Data lines:
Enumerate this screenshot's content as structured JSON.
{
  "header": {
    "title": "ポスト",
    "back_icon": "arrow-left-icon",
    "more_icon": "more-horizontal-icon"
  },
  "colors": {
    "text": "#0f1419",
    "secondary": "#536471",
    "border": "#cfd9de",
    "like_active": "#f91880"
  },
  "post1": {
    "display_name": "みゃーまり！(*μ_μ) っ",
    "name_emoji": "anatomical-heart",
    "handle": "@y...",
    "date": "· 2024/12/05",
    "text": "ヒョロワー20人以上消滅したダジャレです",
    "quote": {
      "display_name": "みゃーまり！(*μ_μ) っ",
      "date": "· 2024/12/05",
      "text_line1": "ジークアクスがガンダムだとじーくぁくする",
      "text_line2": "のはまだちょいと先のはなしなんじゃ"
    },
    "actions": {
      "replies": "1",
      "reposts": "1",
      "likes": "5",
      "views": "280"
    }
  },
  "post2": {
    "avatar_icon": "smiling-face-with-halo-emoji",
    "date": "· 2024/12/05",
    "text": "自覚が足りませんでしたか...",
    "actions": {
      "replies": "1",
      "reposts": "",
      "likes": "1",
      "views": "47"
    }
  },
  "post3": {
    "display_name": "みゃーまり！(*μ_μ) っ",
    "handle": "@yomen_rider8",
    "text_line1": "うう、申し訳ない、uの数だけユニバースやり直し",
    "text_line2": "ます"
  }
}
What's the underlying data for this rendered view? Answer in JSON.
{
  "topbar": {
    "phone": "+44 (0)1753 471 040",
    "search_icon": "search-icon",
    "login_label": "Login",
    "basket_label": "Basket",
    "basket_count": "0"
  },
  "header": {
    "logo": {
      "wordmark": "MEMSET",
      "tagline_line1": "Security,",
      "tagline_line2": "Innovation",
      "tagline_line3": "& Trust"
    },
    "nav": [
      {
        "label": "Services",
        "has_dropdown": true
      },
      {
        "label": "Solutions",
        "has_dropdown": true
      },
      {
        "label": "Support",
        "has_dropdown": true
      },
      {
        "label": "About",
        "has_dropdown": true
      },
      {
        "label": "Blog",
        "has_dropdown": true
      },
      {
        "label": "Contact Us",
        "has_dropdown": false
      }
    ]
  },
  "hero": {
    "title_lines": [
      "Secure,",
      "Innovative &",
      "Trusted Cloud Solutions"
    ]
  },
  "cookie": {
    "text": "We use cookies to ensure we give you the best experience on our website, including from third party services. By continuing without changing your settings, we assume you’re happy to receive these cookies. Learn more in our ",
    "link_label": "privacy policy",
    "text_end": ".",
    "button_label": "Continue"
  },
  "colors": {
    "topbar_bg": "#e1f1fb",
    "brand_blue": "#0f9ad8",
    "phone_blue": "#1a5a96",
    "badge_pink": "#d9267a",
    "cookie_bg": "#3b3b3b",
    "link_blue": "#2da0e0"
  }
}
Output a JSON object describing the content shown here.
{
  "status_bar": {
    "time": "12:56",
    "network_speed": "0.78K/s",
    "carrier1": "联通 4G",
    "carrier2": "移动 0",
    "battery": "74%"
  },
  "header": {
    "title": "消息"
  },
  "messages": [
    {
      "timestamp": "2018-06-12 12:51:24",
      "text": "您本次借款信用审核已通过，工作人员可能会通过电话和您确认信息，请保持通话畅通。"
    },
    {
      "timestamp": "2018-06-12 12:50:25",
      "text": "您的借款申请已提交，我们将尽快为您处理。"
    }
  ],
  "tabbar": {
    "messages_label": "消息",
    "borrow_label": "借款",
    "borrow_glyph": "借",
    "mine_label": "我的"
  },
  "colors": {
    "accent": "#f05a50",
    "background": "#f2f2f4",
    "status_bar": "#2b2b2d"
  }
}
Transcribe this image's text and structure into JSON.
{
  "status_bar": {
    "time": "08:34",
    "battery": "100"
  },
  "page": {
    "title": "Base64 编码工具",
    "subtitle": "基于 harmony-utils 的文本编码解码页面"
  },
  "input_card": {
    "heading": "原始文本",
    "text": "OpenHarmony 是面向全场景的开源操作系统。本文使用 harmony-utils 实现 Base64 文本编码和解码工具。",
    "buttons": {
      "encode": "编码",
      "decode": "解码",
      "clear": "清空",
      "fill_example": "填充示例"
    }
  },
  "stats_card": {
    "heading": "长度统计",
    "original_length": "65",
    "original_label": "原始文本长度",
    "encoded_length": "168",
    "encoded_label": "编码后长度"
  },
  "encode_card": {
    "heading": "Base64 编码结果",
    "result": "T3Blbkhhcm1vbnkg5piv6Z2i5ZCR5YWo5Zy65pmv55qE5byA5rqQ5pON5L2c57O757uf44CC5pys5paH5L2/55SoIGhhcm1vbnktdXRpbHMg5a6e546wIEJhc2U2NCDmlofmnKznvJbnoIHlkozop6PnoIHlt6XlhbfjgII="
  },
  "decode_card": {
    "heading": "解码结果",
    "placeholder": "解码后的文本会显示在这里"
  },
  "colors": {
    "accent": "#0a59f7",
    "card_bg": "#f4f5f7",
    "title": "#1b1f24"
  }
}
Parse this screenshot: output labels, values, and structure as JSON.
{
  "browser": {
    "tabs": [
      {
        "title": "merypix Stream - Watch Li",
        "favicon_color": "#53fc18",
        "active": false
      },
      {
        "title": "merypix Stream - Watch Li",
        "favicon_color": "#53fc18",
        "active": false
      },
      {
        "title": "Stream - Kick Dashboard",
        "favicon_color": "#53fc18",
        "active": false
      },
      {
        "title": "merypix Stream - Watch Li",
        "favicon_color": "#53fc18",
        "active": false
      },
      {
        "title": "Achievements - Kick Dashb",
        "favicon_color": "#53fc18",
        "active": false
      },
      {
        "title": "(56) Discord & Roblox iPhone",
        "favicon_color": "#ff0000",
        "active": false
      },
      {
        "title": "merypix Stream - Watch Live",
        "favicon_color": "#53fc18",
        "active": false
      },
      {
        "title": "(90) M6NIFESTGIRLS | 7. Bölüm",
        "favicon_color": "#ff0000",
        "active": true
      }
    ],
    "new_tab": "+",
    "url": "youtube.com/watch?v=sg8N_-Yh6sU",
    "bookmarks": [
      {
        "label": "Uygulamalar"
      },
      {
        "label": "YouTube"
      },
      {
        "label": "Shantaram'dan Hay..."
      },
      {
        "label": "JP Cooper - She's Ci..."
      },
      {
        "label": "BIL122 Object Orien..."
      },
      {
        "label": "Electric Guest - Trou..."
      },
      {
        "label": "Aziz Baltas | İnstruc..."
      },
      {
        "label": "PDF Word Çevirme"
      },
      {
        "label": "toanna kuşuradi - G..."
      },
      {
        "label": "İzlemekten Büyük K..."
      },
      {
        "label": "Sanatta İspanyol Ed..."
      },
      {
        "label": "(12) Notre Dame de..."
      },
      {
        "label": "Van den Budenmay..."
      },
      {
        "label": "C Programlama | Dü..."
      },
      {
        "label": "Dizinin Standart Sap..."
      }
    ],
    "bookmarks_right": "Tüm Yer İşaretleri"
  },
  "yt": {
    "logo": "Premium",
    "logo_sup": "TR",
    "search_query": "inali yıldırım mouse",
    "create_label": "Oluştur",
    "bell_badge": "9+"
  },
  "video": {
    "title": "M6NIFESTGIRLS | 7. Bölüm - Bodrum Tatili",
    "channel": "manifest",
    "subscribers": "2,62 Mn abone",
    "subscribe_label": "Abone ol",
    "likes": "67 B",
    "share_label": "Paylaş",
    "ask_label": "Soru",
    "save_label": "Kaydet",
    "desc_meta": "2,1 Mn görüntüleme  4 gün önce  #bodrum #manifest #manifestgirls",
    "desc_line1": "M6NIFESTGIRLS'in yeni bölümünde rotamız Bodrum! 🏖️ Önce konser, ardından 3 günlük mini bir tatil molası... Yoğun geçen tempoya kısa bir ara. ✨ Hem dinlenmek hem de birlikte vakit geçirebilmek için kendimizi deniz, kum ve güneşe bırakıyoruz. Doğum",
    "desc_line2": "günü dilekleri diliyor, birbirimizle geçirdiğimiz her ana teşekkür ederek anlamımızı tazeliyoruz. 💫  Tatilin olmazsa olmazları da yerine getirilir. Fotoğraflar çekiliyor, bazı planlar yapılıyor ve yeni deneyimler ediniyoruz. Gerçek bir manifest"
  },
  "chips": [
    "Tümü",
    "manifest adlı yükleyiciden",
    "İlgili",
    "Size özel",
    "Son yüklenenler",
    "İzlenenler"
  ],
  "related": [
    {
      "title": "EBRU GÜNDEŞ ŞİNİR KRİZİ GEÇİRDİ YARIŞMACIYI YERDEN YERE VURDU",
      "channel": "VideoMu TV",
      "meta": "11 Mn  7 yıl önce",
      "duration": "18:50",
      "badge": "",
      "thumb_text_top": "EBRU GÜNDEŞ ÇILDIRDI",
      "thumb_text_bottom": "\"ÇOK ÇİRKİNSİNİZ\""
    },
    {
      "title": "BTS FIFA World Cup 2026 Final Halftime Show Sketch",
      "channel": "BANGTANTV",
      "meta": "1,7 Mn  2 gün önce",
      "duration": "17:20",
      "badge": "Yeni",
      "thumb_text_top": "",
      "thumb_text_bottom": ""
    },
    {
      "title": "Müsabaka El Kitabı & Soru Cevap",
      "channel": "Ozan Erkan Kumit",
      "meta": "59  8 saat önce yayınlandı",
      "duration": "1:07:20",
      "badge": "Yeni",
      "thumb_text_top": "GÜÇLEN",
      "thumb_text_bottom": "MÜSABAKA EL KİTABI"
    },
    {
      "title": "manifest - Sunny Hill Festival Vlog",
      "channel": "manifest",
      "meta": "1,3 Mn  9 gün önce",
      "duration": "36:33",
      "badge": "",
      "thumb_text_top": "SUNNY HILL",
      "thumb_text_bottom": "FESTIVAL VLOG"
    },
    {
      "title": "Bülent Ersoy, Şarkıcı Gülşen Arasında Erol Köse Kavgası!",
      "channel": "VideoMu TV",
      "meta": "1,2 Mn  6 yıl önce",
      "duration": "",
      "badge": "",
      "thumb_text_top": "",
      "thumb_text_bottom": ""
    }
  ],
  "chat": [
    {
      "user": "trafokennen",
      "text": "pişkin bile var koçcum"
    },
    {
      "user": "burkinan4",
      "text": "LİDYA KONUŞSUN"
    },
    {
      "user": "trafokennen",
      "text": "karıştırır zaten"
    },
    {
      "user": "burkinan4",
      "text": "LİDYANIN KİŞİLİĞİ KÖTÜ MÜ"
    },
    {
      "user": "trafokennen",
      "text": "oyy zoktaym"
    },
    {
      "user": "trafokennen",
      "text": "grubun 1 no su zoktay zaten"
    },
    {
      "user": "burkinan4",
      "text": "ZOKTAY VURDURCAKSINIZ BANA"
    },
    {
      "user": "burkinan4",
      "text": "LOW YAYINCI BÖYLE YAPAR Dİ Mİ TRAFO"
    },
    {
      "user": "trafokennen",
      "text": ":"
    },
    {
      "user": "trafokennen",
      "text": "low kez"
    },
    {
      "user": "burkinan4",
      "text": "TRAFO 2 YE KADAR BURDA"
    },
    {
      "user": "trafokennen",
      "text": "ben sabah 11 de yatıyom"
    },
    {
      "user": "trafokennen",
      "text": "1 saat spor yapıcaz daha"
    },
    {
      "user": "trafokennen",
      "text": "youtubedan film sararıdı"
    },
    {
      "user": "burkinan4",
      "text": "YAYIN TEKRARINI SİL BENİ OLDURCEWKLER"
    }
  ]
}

Aim of the task: Scan the material above. Copy each line that holds the word "zaten".

Result for this exercise:
      "text": "karıştırır zaten"
      "text": "grubun 1 no su zoktay zaten"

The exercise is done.